_Do this_
Write out the whole listing, matching it exactly.

(Items listed in a dataset)
== == ==

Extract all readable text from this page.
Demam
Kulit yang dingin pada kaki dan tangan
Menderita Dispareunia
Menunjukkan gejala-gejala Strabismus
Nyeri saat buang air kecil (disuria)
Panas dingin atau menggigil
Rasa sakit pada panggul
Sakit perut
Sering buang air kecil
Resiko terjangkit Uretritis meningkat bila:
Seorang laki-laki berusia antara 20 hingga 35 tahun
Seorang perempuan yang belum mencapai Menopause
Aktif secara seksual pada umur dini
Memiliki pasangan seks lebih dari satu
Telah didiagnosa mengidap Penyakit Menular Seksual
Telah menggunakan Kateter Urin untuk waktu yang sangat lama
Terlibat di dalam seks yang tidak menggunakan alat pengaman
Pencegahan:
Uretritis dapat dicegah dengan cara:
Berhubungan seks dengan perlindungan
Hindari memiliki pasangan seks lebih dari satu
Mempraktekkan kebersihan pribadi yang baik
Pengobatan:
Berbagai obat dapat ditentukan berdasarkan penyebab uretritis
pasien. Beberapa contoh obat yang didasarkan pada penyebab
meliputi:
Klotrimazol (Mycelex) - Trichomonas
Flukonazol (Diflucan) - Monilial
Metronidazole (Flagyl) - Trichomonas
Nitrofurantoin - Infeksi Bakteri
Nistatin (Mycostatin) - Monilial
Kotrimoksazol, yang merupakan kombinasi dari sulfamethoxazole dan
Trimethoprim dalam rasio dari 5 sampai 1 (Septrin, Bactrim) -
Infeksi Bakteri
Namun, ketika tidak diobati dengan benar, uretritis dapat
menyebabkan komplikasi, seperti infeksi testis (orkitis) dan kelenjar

== == ==

_Answer below_
Extract all readable text from this page.
Demam
Kulit yang dingin pada kaki dan tangan
Menderita Dispareunia
Menunjukkan gejala-gejala Strabismus
Nyeri saat buang air kecil (disuria)
Panas dingin atau menggigil
Rasa sakit pada panggul
Sakit perut
Sering buang air kecil
Resiko terjangkit Uretritis meningkat bila:
Seorang laki-laki berusia antara 20 hingga 35 tahun
Seorang perempuan yang belum mencapai Menopause
Aktif secara seksual pada umur dini
Memiliki pasangan seks lebih dari satu
Telah didiagnosa mengidap Penyakit Menular Seksual
Telah menggunakan Kateter Urin untuk waktu yang sangat lama
Terlibat di dalam seks yang tidak menggunakan alat pengaman
Pencegahan:
Uretritis dapat dicegah dengan cara:
Berhubungan seks dengan perlindungan
Hindari memiliki pasangan seks lebih dari satu
Mempraktekkan kebersihan pribadi yang baik
Pengobatan:
Berbagai obat dapat ditentukan berdasarkan penyebab uretritis
pasien. Beberapa contoh obat yang didasarkan pada penyebab
meliputi:
Klotrimazol (Mycelex) - Trichomonas
Flukonazol (Diflucan) - Monilial
Metronidazole (Flagyl) - Trichomonas
Nitrofurantoin - Infeksi Bakteri
Nistatin (Mycostatin) - Monilial
Kotrimoksazol, yang merupakan kombinasi dari sulfamethoxazole dan
Trimethoprim dalam rasio dari 5 sampai 1 (Septrin, Bactrim) -
Infeksi Bakteri
Namun, ketika tidak diobati dengan benar, uretritis dapat
menyebabkan komplikasi, seperti infeksi testis (orkitis) dan kelenjar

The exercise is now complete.